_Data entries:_
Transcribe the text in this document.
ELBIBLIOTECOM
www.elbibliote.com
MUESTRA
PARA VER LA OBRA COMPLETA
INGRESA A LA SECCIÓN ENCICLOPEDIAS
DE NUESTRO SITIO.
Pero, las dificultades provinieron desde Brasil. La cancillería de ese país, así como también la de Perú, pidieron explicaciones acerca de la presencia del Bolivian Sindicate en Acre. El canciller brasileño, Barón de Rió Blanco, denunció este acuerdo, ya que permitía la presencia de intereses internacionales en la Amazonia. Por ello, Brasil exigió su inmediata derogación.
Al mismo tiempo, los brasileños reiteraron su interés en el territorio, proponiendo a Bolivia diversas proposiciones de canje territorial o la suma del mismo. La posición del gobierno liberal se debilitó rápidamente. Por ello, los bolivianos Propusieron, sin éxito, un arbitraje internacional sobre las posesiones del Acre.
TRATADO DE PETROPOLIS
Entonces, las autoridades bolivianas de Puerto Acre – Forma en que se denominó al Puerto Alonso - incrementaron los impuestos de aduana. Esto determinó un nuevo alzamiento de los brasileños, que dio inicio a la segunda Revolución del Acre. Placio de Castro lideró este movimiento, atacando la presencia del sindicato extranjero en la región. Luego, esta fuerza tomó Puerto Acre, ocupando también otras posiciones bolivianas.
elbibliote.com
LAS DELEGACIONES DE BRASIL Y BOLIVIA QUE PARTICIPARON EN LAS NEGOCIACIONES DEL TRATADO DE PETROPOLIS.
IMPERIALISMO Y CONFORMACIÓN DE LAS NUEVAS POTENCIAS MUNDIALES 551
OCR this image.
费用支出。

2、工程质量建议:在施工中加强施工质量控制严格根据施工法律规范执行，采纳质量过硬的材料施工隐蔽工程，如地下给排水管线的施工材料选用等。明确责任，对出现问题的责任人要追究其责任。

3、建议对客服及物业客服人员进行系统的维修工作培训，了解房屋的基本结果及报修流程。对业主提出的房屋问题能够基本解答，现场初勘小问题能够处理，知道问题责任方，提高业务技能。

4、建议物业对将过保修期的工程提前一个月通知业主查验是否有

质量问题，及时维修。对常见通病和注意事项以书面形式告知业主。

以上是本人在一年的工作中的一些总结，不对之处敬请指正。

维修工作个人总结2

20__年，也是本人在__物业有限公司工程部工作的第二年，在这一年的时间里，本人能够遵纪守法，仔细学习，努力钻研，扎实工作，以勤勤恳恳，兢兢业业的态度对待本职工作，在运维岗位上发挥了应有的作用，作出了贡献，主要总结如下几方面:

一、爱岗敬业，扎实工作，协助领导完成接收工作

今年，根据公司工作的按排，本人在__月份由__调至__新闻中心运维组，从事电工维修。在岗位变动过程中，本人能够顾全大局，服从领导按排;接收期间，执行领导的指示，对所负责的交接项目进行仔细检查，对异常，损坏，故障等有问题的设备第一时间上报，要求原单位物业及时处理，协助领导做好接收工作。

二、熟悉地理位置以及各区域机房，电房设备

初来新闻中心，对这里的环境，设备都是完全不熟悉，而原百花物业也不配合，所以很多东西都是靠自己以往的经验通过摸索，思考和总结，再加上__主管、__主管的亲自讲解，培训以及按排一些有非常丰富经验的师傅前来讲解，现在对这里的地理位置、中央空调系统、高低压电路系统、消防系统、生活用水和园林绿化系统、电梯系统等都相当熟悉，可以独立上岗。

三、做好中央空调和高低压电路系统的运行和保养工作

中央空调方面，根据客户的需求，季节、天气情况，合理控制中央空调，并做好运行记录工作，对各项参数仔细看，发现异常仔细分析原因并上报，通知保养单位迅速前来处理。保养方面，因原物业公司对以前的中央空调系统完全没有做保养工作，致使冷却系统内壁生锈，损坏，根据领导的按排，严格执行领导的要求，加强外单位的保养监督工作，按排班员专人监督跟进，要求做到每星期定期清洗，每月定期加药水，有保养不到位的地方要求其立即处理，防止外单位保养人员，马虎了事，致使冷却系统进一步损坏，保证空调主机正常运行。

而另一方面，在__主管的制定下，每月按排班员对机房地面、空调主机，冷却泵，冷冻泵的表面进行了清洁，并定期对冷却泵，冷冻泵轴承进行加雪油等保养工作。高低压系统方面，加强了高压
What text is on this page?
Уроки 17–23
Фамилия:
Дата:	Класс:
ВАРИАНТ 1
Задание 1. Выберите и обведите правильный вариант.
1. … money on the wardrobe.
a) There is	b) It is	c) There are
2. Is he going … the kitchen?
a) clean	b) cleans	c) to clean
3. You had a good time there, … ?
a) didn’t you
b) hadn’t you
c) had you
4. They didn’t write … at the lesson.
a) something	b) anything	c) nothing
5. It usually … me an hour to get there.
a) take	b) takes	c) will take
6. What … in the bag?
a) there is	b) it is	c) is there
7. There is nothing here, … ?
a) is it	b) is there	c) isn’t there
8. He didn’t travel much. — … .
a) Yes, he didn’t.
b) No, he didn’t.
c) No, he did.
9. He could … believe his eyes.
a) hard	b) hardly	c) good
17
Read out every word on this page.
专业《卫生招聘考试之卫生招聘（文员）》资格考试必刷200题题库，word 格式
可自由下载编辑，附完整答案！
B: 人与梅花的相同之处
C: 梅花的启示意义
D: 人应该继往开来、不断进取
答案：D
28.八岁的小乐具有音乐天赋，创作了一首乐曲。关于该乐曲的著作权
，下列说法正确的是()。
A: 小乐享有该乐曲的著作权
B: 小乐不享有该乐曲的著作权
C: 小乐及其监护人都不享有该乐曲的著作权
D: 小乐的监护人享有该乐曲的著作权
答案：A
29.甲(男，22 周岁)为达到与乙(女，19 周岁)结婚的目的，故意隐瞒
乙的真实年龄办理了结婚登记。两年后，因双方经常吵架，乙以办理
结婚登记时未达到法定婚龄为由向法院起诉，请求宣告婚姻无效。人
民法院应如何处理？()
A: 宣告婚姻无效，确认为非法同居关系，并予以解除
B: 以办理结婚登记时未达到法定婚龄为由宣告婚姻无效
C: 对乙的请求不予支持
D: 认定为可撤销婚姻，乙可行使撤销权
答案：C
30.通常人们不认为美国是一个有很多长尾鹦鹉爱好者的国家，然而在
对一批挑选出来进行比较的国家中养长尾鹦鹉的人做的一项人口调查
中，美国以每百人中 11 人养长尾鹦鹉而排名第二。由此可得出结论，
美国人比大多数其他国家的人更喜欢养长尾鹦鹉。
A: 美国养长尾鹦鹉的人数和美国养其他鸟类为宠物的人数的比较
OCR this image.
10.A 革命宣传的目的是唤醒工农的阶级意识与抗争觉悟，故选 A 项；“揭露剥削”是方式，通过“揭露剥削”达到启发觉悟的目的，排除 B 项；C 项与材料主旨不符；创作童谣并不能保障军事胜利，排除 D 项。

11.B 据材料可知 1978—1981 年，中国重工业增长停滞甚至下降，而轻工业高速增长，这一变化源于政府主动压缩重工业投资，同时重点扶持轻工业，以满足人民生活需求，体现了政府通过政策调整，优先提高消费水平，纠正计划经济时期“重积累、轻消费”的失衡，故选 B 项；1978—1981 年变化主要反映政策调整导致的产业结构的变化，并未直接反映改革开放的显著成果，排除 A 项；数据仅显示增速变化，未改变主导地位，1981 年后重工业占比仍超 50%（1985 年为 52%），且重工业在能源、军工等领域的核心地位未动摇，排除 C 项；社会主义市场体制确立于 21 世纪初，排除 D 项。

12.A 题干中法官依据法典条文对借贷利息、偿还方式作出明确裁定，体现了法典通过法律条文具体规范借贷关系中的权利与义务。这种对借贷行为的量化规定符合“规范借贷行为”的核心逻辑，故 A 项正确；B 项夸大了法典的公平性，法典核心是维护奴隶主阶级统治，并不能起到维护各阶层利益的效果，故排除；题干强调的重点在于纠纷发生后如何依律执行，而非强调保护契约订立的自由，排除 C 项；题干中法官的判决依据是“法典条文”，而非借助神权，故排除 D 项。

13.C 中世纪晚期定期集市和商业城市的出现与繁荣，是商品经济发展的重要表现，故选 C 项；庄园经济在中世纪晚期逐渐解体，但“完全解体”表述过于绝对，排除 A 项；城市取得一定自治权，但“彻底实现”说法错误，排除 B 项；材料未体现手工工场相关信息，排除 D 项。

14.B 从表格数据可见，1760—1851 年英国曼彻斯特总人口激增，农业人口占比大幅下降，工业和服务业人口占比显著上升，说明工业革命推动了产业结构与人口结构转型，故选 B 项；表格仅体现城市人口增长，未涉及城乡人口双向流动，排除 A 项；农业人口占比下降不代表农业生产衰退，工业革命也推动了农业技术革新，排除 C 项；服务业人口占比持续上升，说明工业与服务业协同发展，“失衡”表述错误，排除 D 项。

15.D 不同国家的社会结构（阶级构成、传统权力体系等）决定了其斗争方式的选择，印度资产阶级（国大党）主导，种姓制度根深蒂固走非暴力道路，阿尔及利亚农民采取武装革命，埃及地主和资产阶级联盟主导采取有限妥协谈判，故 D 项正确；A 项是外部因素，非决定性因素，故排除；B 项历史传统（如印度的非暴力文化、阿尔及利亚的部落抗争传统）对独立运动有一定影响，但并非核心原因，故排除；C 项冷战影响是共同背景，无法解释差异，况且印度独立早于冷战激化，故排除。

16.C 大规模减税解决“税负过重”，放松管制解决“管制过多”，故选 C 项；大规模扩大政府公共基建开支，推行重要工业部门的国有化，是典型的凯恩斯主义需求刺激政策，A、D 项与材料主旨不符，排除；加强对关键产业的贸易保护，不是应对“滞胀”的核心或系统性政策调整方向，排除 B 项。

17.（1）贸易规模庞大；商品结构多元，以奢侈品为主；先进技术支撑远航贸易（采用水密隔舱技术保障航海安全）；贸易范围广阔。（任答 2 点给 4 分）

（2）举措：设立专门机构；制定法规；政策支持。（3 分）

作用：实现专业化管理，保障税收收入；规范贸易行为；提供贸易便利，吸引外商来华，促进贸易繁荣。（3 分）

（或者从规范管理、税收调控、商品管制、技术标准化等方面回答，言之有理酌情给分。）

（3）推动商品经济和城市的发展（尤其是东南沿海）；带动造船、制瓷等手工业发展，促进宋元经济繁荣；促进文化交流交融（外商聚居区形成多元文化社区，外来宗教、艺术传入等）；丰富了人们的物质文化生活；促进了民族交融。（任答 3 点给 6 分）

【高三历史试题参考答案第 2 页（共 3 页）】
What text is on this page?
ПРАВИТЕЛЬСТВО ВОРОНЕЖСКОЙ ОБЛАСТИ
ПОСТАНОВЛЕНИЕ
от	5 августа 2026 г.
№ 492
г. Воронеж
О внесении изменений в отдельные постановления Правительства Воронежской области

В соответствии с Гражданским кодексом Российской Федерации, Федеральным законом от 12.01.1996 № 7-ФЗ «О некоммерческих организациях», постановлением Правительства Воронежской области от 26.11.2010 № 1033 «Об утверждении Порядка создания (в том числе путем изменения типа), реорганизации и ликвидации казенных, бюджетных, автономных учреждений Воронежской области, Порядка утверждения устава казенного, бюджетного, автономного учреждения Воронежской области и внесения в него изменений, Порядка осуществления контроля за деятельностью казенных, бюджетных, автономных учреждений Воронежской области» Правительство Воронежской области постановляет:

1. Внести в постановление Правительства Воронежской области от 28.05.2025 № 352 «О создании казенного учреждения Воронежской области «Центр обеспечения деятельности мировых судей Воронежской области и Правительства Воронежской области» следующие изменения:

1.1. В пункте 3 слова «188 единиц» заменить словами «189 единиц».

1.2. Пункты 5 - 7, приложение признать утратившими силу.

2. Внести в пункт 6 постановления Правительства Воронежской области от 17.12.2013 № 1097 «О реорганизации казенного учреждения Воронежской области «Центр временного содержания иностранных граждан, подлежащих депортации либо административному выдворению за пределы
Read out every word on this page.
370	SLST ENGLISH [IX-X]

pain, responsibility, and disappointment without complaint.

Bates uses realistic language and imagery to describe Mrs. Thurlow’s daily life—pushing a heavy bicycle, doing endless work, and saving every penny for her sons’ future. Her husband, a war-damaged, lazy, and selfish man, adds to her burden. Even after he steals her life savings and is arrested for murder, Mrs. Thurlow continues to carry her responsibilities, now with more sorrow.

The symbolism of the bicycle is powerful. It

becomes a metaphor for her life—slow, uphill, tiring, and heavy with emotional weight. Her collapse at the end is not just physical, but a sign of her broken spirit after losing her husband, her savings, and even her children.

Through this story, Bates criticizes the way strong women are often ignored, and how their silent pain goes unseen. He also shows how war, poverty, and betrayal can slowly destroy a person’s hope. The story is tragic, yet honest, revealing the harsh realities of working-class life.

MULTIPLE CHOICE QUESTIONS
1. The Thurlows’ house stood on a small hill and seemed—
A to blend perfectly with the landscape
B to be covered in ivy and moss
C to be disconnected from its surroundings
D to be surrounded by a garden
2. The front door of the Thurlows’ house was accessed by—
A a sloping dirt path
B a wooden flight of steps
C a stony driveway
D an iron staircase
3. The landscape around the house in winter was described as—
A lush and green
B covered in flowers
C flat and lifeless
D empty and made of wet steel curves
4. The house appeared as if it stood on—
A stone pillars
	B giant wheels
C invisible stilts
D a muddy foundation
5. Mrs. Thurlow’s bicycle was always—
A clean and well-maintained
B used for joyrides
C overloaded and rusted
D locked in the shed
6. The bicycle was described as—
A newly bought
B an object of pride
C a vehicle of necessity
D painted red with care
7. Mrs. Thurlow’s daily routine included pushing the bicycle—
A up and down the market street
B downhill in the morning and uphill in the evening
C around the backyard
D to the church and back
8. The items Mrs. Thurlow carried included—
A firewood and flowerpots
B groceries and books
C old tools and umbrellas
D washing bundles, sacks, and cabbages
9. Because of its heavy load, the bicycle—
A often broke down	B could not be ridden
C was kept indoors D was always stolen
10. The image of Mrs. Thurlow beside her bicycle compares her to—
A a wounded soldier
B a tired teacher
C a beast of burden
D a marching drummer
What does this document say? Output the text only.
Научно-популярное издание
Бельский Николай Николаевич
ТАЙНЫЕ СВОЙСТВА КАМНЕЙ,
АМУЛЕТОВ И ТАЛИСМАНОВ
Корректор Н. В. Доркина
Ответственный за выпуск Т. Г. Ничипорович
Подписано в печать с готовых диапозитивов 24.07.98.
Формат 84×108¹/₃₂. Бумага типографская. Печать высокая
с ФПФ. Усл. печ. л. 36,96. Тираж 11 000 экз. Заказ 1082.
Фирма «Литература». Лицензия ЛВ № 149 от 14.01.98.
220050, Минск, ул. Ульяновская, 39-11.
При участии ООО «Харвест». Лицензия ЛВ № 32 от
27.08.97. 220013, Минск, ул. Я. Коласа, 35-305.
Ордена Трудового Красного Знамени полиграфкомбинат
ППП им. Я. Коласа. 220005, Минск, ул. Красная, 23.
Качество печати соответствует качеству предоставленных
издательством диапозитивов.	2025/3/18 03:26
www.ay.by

_AIM OF THE TASK:_ Lines that include the word "uphill" — how many are there in the data? Answer with the number alone.

_FINAL RESULT:_ 2